(Data entries)
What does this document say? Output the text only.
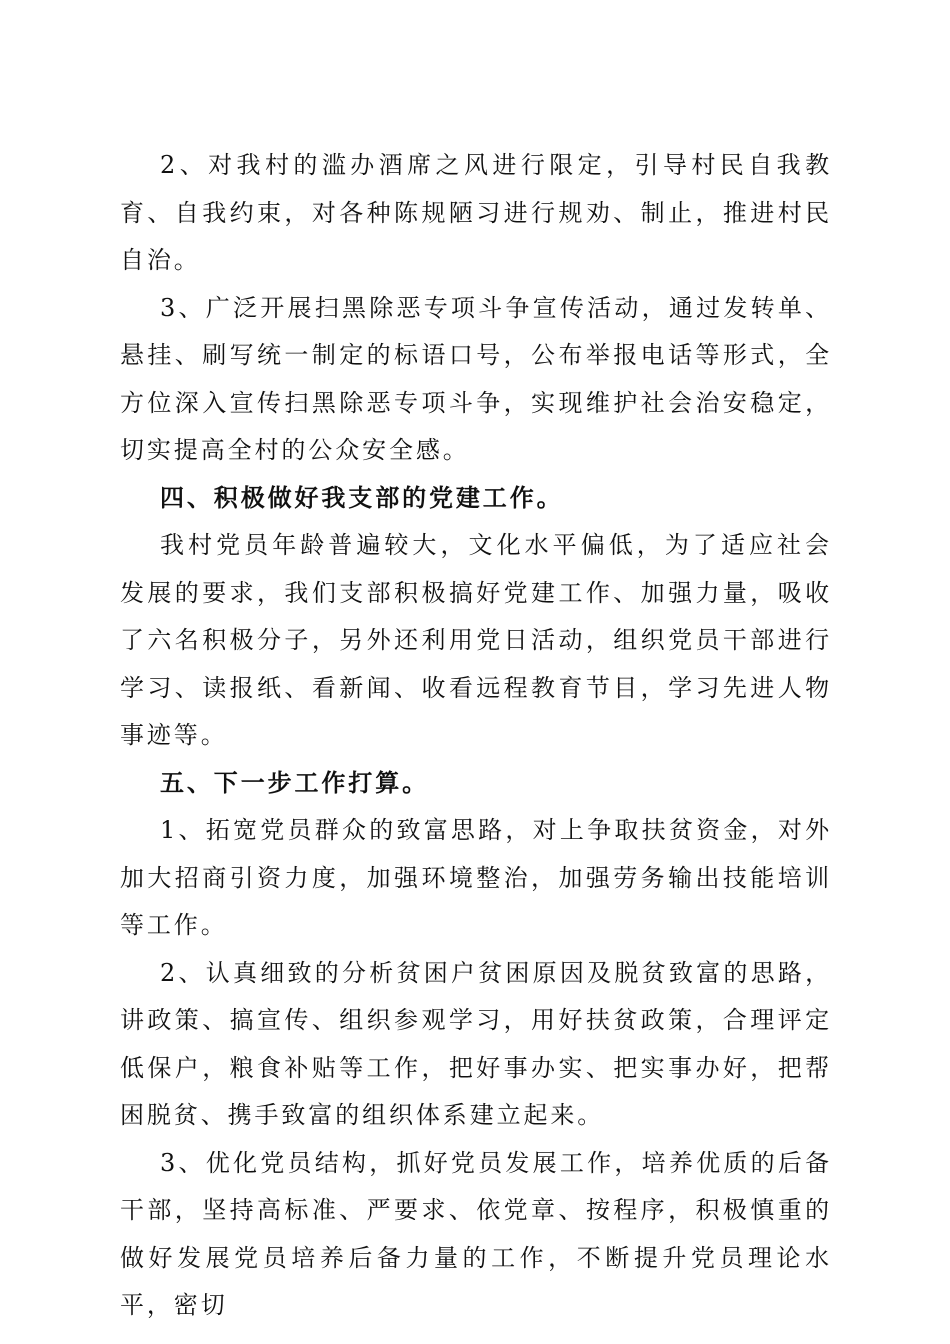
2、对我村的滥办酒席之风进行限定，引导村民自我教育、自我约束，对各种陈规陋习进行规劝、制止，推进村民自治。

3、广泛开展扫黑除恶专项斗争宣传活动，通过发转单、悬挂、刷写统一制定的标语口号，公布举报电话等形式，全方位深入宣传扫黑除恶专项斗争，实现维护社会治安稳定，切实提高全村的公众安全感。

四、积极做好我支部的党建工作。

我村党员年龄普遍较大，文化水平偏低，为了适应社会发展的要求，我们支部积极搞好党建工作、加强力量，吸收了六名积极分子，另外还利用党日活动，组织党员干部进行学习、读报纸、看新闻、收看远程教育节目，学习先进人物事迹等。

五、下一步工作打算。

1、拓宽党员群众的致富思路，对上争取扶贫资金，对外加大招商引资力度，加强环境整治，加强劳务输出技能培训等工作。

2、认真细致的分析贫困户贫困原因及脱贫致富的思路，讲政策、搞宣传、组织参观学习，用好扶贫政策，合理评定低保户，粮食补贴等工作，把好事办实、把实事办好，把帮困脱贫、携手致富的组织体系建立起来。

3、优化党员结构，抓好党员发展工作，培养优质的后备干部，坚持高标准、严要求、依党章、按程序，积极慎重的做好发展党员培养后备力量的工作，不断提升党员理论水平，密切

**Task to complete**
Copy out the records above in full, exactly as written, but not the pictures.

**Solution below**
What does this document say? Output the text only.
2、对我村的滥办酒席之风进行限定，引导村民自我教育、自我约束，对各种陈规陋习进行规劝、制止，推进村民自治。

3、广泛开展扫黑除恶专项斗争宣传活动，通过发转单、悬挂、刷写统一制定的标语口号，公布举报电话等形式，全方位深入宣传扫黑除恶专项斗争，实现维护社会治安稳定，切实提高全村的公众安全感。

四、积极做好我支部的党建工作。

我村党员年龄普遍较大，文化水平偏低，为了适应社会发展的要求，我们支部积极搞好党建工作、加强力量，吸收了六名积极分子，另外还利用党日活动，组织党员干部进行学习、读报纸、看新闻、收看远程教育节目，学习先进人物事迹等。

五、下一步工作打算。

1、拓宽党员群众的致富思路，对上争取扶贫资金，对外加大招商引资力度，加强环境整治，加强劳务输出技能培训等工作。

2、认真细致的分析贫困户贫困原因及脱贫致富的思路，讲政策、搞宣传、组织参观学习，用好扶贫政策，合理评定低保户，粮食补贴等工作，把好事办实、把实事办好，把帮困脱贫、携手致富的组织体系建立起来。

3、优化党员结构，抓好党员发展工作，培养优质的后备干部，坚持高标准、严要求、依党章、按程序，积极慎重的做好发展党员培养后备力量的工作，不断提升党员理论水平，密切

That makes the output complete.